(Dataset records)
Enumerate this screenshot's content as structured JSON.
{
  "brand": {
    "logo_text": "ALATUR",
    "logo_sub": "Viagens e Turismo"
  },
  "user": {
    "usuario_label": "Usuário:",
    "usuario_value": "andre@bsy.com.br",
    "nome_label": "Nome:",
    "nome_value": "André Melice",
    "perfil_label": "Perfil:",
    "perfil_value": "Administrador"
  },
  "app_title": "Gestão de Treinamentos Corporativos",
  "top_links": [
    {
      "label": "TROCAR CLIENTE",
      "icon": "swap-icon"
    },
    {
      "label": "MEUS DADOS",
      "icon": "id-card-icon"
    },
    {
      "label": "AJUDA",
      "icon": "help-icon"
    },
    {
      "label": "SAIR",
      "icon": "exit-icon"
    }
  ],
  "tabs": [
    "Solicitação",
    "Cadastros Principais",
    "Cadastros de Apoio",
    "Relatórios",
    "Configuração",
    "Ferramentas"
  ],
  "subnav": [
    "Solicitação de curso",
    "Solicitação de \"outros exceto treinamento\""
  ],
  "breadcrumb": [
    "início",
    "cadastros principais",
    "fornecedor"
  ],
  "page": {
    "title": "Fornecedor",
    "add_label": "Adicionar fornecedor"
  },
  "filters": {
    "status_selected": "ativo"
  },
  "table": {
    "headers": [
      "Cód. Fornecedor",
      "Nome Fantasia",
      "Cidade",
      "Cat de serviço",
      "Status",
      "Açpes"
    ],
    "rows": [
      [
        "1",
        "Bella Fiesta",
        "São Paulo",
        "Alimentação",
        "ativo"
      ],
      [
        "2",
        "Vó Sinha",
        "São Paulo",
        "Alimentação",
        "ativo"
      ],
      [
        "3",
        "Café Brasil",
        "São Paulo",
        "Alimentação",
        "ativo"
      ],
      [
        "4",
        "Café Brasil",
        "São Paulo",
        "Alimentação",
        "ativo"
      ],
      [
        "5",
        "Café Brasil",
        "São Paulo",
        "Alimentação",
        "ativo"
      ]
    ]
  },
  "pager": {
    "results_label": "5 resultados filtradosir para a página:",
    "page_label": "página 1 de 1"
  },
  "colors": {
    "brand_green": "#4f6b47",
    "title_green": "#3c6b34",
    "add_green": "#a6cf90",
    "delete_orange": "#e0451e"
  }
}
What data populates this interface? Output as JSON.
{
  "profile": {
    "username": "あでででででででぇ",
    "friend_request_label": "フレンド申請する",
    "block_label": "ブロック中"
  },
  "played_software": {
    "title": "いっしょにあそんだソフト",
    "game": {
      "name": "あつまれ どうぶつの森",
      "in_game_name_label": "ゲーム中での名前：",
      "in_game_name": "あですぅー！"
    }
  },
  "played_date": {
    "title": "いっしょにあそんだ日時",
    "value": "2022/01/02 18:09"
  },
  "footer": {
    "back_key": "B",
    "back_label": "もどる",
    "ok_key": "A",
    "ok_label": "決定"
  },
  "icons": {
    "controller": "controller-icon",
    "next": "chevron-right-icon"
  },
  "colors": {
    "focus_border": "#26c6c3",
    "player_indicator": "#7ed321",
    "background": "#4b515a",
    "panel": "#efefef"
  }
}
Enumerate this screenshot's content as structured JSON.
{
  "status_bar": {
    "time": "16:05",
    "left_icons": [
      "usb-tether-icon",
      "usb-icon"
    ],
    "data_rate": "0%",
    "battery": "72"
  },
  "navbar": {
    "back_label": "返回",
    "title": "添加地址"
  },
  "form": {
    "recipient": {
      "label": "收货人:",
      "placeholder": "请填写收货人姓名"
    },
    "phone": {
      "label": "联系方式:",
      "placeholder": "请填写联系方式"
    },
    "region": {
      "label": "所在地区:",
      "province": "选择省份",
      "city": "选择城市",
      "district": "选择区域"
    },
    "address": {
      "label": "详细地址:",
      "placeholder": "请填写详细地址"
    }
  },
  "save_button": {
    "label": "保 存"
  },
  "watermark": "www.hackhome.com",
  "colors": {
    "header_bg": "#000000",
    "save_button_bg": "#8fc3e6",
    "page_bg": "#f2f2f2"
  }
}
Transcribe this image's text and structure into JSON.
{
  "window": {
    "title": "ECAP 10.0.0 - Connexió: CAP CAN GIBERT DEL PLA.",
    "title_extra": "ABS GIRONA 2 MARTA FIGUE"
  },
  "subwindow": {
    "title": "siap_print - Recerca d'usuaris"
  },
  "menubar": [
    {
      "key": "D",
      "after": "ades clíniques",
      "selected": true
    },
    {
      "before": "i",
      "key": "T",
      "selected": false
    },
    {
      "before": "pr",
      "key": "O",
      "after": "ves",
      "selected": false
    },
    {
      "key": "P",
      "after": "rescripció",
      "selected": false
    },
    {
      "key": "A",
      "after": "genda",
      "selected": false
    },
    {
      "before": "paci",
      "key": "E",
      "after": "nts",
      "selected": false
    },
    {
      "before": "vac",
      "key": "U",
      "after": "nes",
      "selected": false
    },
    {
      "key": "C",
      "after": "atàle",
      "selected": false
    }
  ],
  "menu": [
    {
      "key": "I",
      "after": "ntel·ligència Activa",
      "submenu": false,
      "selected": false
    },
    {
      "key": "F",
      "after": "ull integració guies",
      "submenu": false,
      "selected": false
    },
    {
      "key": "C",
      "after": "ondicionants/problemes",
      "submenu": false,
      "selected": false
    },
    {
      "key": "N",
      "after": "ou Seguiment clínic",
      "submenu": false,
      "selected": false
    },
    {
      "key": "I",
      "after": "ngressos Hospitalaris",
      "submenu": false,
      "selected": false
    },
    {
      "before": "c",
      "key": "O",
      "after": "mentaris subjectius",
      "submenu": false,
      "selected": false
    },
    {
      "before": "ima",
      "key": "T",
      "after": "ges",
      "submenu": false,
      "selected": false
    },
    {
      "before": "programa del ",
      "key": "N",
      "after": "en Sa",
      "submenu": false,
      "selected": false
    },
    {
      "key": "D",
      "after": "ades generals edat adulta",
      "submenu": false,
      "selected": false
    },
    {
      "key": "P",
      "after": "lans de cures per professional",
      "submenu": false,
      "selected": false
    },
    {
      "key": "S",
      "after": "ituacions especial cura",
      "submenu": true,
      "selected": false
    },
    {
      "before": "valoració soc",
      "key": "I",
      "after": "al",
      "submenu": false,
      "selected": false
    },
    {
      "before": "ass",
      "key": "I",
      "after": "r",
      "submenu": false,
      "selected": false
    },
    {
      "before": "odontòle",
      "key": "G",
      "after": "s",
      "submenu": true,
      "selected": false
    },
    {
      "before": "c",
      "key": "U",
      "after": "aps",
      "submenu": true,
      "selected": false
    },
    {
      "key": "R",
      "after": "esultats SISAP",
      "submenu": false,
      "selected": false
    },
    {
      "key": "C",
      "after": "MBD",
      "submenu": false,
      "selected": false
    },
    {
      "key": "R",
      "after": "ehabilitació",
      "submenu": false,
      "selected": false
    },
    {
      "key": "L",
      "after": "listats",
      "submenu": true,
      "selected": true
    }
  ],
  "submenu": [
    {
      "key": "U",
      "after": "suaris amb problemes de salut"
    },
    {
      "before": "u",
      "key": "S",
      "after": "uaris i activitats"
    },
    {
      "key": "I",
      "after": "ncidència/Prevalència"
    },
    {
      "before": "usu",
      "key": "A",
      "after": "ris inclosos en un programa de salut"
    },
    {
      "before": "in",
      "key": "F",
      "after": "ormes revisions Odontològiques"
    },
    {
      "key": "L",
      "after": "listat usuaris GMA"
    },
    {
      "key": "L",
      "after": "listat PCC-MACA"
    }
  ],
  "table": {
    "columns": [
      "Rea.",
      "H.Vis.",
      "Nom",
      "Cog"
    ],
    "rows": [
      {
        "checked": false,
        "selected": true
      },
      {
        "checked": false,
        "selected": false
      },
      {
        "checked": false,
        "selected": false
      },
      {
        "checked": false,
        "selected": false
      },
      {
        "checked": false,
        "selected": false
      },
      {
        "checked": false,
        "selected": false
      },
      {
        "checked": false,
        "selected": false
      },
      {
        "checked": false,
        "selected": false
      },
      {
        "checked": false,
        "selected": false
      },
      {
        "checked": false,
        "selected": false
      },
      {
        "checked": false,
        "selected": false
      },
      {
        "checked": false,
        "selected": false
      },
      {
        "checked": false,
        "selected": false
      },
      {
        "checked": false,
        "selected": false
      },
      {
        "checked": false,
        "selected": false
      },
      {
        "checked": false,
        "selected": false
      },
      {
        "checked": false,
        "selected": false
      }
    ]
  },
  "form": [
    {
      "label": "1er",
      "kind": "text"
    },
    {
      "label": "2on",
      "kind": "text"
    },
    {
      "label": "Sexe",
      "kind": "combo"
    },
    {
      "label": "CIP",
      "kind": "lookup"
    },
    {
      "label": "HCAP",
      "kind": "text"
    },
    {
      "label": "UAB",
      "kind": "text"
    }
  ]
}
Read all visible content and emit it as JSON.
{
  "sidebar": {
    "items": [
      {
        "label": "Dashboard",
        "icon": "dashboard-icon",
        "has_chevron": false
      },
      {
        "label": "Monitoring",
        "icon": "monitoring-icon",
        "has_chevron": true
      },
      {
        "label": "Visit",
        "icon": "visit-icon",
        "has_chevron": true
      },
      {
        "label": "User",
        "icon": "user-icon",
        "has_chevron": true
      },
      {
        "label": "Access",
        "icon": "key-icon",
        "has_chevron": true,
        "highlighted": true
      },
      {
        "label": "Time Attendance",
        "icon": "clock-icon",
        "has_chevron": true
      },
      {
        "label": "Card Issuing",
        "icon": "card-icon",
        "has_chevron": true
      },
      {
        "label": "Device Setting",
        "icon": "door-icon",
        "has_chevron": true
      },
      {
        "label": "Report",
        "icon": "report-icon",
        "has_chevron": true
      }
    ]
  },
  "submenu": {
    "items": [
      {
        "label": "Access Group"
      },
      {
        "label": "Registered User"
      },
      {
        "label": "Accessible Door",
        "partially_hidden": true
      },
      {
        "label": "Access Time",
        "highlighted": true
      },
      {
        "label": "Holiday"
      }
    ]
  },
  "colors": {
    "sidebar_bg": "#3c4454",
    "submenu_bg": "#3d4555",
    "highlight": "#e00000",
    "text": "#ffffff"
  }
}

# WORK TO COMPLETE
Every line in the data above that contains "ades" needs to be copied.

# THE OUTPUT
      "after": "ades clíniques",
      "after": "ades generals edat adulta",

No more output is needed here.